>> START GIVEN RECORDS

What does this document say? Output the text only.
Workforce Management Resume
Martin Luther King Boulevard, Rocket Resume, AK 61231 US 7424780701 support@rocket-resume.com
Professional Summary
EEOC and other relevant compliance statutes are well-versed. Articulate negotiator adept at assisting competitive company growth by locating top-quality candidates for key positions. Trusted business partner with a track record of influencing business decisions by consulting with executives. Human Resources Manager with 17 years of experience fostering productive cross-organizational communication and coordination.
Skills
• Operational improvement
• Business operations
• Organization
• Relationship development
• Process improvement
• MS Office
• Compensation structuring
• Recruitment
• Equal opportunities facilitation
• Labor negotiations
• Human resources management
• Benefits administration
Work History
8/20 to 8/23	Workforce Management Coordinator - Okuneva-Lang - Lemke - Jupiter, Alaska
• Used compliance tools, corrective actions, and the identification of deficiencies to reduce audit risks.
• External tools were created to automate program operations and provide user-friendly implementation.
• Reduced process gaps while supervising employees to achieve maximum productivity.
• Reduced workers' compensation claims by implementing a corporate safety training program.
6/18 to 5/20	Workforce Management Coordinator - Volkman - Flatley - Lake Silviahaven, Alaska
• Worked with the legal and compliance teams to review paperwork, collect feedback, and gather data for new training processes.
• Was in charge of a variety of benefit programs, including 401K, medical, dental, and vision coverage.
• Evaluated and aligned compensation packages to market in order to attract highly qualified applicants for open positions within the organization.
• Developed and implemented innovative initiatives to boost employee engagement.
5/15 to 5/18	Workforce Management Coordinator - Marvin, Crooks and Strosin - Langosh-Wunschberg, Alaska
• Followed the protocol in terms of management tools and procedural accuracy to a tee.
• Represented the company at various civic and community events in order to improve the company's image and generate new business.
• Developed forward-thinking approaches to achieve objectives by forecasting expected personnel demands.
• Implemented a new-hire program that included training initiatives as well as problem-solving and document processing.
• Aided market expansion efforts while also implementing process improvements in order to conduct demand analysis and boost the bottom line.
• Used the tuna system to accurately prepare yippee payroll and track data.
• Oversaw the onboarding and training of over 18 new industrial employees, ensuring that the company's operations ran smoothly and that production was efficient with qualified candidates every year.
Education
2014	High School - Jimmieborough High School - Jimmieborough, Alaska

>> END GIVEN RECORDS

JOB: Give all of the entries again, word for word.

RESPONSE:
What does this document say? Output the text only.
Workforce Management Resume
Martin Luther King Boulevard, Rocket Resume, AK 61231 US 7424780701 support@rocket-resume.com
Professional Summary
EEOC and other relevant compliance statutes are well-versed. Articulate negotiator adept at assisting competitive company growth by locating top-quality candidates for key positions. Trusted business partner with a track record of influencing business decisions by consulting with executives. Human Resources Manager with 17 years of experience fostering productive cross-organizational communication and coordination.
Skills
• Operational improvement
• Business operations
• Organization
• Relationship development
• Process improvement
• MS Office
• Compensation structuring
• Recruitment
• Equal opportunities facilitation
• Labor negotiations
• Human resources management
• Benefits administration
Work History
8/20 to 8/23	Workforce Management Coordinator - Okuneva-Lang - Lemke - Jupiter, Alaska
• Used compliance tools, corrective actions, and the identification of deficiencies to reduce audit risks.
• External tools were created to automate program operations and provide user-friendly implementation.
• Reduced process gaps while supervising employees to achieve maximum productivity.
• Reduced workers' compensation claims by implementing a corporate safety training program.
6/18 to 5/20	Workforce Management Coordinator - Volkman - Flatley - Lake Silviahaven, Alaska
• Worked with the legal and compliance teams to review paperwork, collect feedback, and gather data for new training processes.
• Was in charge of a variety of benefit programs, including 401K, medical, dental, and vision coverage.
• Evaluated and aligned compensation packages to market in order to attract highly qualified applicants for open positions within the organization.
• Developed and implemented innovative initiatives to boost employee engagement.
5/15 to 5/18	Workforce Management Coordinator - Marvin, Crooks and Strosin - Langosh-Wunschberg, Alaska
• Followed the protocol in terms of management tools and procedural accuracy to a tee.
• Represented the company at various civic and community events in order to improve the company's image and generate new business.
• Developed forward-thinking approaches to achieve objectives by forecasting expected personnel demands.
• Implemented a new-hire program that included training initiatives as well as problem-solving and document processing.
• Aided market expansion efforts while also implementing process improvements in order to conduct demand analysis and boost the bottom line.
• Used the tuna system to accurately prepare yippee payroll and track data.
• Oversaw the onboarding and training of over 18 new industrial employees, ensuring that the company's operations ran smoothly and that production was efficient with qualified candidates every year.
Education
2014	High School - Jimmieborough High School - Jimmieborough, Alaska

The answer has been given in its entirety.